WHAT YOU HAVE TO DO
Identify the lines that contain the word "image", then copy them.

Figure record listings

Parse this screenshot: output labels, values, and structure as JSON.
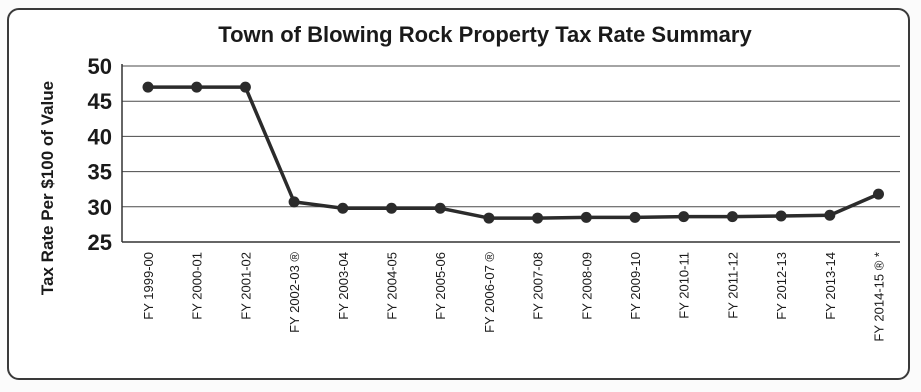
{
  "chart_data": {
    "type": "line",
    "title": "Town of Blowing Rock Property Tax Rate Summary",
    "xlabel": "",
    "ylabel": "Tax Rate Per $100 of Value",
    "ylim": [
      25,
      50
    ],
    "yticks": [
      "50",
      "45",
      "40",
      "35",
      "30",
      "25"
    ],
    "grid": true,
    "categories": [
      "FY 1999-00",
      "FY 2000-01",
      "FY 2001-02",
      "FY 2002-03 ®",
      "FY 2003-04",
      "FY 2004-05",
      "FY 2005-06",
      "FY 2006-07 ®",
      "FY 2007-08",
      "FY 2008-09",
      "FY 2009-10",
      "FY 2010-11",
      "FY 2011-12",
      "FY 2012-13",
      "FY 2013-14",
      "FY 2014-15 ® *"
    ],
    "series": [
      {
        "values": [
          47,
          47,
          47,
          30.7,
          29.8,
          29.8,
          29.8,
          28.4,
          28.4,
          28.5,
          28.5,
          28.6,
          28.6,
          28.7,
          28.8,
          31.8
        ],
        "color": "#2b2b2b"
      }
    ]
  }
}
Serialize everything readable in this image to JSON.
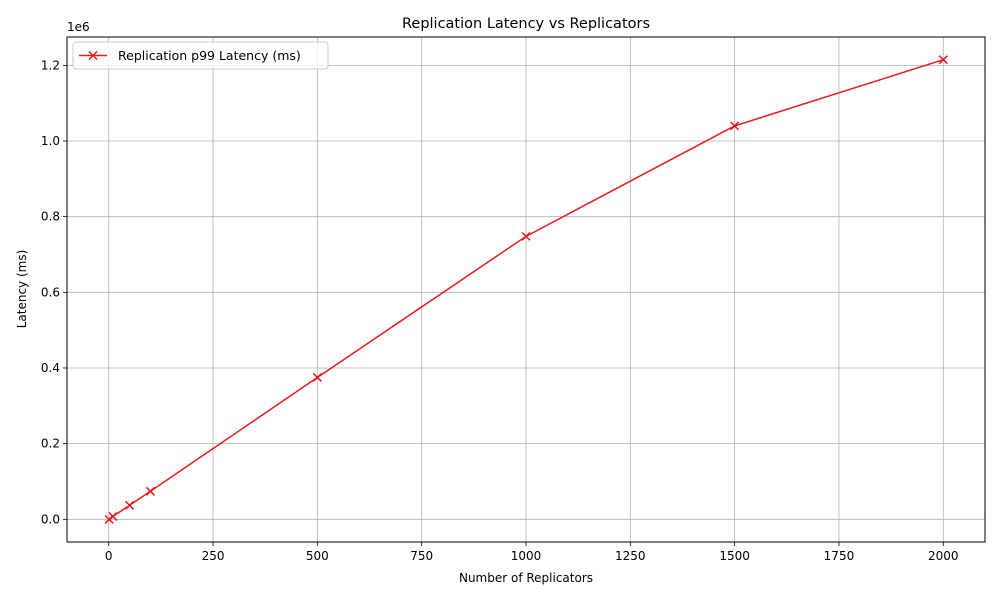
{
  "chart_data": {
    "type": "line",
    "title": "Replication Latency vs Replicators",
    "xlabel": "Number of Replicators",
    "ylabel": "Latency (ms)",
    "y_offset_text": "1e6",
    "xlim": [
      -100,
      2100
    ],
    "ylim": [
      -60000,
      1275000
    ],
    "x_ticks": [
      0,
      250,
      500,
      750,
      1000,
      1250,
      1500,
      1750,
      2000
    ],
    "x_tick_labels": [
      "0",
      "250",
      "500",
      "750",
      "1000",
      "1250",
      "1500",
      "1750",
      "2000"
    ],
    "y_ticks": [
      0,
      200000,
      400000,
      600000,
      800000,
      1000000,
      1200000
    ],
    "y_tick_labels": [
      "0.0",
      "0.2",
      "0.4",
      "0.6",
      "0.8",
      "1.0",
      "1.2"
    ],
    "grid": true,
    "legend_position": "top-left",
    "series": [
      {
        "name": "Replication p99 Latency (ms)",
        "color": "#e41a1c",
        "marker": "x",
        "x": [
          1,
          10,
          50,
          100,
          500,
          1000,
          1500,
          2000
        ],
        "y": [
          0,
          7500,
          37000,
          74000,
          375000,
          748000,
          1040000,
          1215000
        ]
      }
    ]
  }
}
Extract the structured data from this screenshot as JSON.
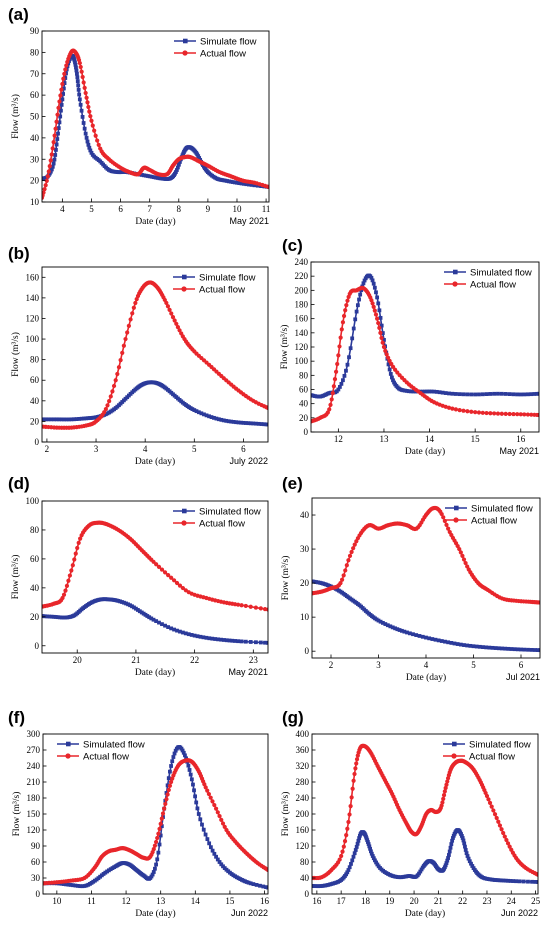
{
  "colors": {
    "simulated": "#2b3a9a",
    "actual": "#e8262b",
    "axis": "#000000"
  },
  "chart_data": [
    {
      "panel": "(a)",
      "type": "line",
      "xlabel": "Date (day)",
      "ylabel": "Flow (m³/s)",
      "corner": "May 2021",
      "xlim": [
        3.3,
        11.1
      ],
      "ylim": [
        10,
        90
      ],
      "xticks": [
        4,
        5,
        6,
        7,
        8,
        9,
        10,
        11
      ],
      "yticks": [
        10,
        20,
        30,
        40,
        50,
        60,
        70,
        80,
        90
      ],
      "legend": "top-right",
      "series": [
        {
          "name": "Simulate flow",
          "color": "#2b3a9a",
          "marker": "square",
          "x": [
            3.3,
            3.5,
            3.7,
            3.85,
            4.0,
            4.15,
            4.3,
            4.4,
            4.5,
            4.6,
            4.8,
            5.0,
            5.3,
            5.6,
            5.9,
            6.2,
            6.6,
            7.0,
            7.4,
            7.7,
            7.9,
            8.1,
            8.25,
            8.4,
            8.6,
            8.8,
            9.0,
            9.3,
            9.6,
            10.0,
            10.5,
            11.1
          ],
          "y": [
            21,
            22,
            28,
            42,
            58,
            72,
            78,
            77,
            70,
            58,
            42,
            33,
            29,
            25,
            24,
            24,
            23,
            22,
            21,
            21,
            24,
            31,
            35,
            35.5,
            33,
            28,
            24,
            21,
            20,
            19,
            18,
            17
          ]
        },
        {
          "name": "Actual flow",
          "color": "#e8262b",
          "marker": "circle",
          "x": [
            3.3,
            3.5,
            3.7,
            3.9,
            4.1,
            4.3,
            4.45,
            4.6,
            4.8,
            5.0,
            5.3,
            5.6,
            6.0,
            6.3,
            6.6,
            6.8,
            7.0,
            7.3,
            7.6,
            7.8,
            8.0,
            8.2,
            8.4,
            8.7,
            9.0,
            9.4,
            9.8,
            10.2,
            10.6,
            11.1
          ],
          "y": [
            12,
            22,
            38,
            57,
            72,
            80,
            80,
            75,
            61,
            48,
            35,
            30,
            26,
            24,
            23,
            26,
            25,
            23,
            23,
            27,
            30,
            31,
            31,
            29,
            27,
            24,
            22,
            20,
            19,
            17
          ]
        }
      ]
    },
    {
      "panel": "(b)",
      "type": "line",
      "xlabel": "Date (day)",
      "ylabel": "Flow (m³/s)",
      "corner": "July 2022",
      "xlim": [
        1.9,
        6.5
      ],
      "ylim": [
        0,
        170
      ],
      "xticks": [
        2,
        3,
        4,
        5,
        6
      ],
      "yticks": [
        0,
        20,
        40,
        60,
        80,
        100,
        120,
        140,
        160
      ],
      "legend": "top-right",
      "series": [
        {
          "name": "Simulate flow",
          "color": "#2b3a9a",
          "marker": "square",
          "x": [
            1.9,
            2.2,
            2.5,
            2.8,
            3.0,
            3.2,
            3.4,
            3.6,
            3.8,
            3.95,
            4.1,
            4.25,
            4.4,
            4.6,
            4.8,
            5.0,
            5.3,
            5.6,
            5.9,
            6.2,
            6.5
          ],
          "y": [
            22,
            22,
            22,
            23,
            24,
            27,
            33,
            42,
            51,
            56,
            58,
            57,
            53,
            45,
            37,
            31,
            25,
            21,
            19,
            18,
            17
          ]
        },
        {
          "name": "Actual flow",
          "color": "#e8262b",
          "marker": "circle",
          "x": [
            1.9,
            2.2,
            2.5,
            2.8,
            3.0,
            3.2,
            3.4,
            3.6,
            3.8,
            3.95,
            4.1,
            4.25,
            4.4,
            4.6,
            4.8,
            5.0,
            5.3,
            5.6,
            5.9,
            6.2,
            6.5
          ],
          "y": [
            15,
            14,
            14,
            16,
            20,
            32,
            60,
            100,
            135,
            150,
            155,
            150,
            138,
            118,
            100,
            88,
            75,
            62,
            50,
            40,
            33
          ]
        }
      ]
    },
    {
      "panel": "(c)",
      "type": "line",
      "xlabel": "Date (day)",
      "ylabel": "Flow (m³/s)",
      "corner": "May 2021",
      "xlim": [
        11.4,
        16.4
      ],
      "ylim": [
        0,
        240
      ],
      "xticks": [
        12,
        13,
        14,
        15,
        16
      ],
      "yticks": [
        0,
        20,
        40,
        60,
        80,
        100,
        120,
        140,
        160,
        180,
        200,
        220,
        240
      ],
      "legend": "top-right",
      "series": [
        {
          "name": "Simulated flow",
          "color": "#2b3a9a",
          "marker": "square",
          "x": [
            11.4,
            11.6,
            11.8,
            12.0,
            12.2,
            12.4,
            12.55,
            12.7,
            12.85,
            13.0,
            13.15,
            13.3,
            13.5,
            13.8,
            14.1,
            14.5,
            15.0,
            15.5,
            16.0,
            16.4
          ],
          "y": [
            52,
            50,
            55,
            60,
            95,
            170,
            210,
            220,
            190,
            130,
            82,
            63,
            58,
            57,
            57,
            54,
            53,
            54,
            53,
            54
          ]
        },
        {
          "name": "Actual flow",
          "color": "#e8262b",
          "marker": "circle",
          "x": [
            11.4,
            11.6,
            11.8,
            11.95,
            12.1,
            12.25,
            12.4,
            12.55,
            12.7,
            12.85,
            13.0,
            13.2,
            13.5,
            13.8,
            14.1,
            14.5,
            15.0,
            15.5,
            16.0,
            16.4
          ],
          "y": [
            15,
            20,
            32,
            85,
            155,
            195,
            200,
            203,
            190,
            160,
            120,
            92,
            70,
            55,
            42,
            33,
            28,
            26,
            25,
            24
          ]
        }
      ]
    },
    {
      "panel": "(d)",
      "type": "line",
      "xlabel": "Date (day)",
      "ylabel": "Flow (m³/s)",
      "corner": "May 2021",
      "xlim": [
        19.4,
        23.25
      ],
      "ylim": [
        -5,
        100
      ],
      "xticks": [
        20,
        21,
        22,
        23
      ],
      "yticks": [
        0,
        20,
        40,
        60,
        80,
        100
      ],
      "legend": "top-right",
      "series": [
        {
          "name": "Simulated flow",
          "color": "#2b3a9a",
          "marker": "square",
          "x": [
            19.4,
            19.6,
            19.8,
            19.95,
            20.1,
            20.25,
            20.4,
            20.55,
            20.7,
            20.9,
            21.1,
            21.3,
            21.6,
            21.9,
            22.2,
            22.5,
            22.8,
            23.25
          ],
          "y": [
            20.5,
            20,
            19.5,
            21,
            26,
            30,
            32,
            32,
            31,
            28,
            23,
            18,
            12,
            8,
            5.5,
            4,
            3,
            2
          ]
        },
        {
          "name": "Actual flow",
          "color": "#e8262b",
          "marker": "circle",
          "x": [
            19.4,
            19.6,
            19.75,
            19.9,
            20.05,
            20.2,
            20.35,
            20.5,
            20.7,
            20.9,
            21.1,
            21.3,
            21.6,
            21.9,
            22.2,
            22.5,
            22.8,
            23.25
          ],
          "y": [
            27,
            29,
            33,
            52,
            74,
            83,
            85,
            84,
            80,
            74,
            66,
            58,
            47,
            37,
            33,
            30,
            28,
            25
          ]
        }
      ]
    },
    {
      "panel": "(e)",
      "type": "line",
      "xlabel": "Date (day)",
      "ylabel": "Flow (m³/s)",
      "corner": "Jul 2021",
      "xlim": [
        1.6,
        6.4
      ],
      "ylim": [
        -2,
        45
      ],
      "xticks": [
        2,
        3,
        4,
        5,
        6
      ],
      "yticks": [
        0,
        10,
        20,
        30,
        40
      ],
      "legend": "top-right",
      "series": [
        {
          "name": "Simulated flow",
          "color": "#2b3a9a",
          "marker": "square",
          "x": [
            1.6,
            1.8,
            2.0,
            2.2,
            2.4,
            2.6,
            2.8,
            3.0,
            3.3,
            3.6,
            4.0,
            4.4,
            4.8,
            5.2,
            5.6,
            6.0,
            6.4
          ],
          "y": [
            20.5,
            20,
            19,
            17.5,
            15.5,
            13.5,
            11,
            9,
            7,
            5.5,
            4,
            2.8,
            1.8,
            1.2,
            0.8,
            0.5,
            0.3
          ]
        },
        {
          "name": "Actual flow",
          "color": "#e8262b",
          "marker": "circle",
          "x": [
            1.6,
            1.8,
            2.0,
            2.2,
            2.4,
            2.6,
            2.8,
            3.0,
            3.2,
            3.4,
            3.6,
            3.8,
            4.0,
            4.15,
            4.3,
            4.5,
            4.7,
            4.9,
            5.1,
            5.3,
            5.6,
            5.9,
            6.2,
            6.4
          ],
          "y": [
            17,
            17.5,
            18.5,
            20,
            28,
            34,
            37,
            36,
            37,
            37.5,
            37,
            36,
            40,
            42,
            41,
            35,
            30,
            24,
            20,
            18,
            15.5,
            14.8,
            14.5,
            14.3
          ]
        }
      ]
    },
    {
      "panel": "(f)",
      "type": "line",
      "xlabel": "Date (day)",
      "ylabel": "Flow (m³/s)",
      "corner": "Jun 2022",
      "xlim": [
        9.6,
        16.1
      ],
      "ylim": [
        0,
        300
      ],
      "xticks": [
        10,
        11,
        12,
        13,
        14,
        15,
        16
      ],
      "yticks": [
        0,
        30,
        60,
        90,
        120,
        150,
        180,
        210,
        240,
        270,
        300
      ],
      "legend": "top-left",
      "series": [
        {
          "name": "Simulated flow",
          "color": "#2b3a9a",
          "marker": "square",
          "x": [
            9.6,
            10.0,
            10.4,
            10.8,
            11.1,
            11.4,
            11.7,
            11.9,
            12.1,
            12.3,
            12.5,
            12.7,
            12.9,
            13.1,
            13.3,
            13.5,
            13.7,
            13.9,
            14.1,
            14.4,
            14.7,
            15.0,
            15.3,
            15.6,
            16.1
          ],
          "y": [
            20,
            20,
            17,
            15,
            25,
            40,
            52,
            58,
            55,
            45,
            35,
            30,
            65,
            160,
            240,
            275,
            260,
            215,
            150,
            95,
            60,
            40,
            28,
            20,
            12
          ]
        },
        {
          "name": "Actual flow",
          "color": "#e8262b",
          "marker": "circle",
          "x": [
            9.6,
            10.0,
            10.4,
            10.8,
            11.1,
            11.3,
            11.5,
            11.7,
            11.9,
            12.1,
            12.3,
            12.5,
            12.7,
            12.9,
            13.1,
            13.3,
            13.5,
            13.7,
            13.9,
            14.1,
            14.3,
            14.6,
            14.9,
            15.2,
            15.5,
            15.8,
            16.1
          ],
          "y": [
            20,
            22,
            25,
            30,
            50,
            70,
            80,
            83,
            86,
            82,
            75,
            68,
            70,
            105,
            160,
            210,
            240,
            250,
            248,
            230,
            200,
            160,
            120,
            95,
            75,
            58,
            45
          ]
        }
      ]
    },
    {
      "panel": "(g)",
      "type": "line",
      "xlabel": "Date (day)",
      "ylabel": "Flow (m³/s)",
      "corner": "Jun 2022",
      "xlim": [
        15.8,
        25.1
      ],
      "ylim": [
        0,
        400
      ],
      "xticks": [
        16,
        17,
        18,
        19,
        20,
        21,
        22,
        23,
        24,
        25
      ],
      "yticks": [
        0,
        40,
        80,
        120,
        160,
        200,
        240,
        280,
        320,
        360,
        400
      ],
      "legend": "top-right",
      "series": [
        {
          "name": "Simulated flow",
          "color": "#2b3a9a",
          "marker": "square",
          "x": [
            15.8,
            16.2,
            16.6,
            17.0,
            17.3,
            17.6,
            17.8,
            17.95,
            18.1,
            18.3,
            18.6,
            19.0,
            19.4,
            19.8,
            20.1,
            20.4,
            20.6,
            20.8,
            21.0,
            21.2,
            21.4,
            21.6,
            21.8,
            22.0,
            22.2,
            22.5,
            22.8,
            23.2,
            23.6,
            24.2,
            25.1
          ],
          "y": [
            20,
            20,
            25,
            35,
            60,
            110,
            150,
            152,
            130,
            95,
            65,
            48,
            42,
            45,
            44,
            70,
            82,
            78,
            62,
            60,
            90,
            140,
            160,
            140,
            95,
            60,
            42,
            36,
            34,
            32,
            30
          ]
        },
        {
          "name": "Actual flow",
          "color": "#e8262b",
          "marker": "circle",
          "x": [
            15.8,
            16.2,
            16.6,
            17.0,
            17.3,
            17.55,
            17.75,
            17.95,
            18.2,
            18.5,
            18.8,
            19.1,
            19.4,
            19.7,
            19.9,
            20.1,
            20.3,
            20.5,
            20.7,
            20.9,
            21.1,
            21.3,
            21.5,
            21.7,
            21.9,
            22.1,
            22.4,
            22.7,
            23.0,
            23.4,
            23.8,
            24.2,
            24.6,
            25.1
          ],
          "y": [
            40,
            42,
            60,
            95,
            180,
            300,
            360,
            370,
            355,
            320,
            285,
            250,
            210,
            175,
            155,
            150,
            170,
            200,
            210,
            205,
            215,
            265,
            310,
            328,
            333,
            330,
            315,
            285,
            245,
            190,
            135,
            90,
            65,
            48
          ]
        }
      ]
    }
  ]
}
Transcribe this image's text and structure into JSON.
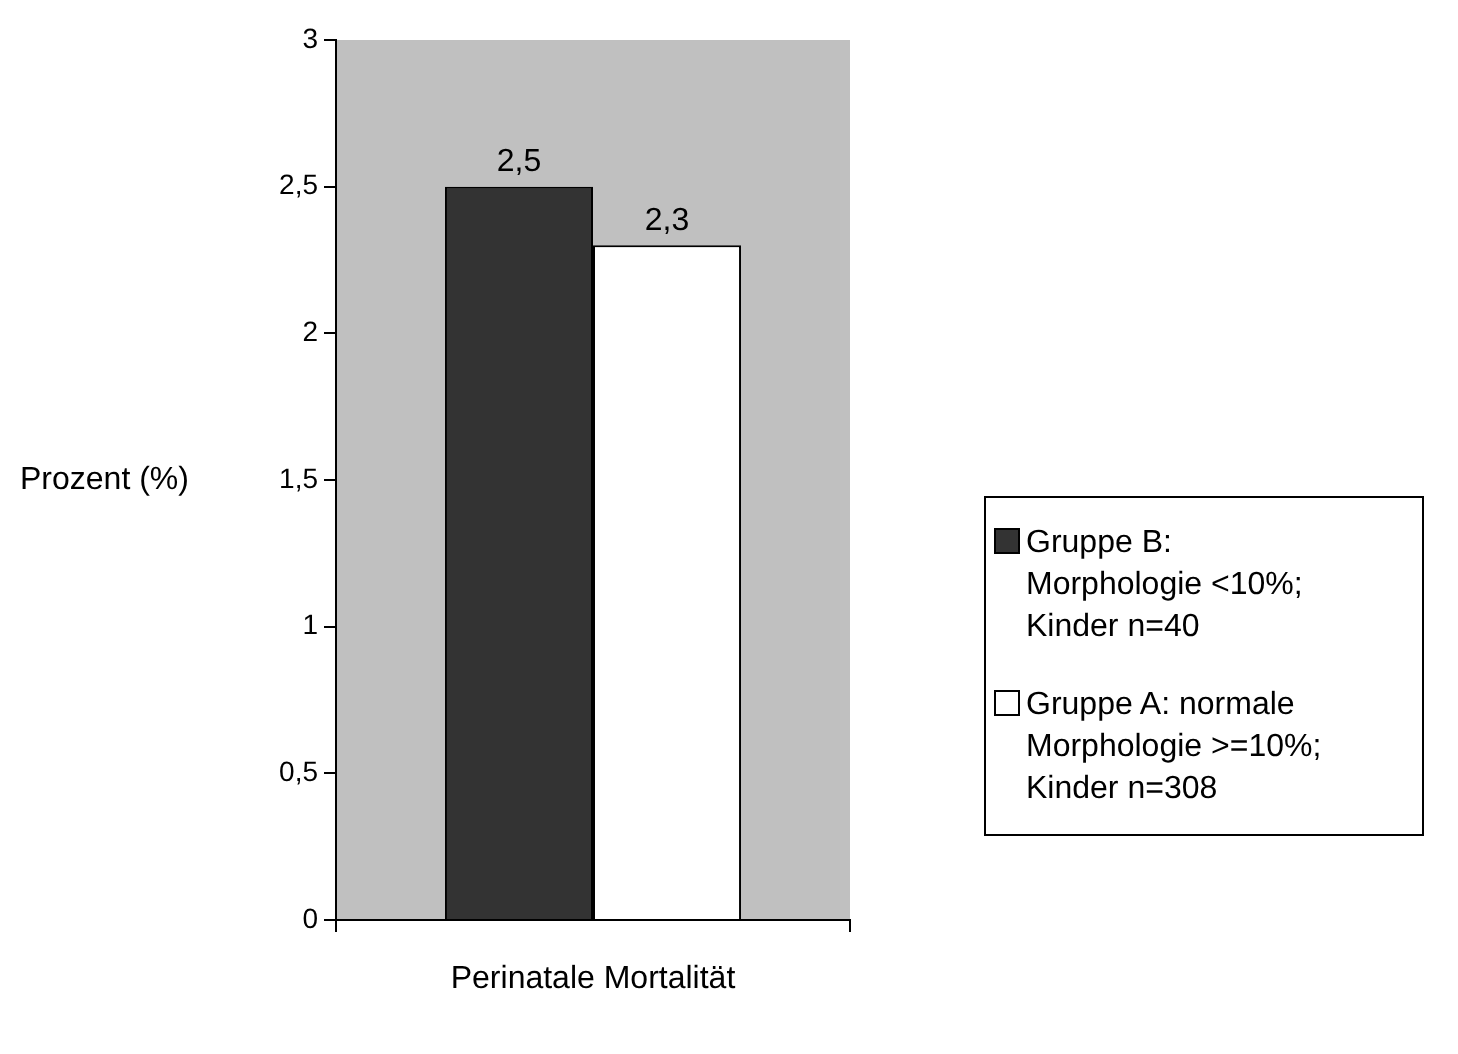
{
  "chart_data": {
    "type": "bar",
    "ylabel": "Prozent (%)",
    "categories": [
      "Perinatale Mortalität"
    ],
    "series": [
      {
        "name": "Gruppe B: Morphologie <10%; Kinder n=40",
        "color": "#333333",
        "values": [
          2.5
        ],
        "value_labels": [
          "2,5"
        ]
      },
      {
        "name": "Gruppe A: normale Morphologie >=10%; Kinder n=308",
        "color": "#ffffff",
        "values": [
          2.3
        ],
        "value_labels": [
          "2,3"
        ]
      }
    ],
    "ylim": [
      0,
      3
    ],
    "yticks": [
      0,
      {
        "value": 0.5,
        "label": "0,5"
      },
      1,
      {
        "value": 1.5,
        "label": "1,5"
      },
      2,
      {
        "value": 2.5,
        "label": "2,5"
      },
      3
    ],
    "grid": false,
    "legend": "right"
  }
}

SOLUTION
Serialize everything readable in this image to JSON.
Transcribe this image's text and structure into JSON.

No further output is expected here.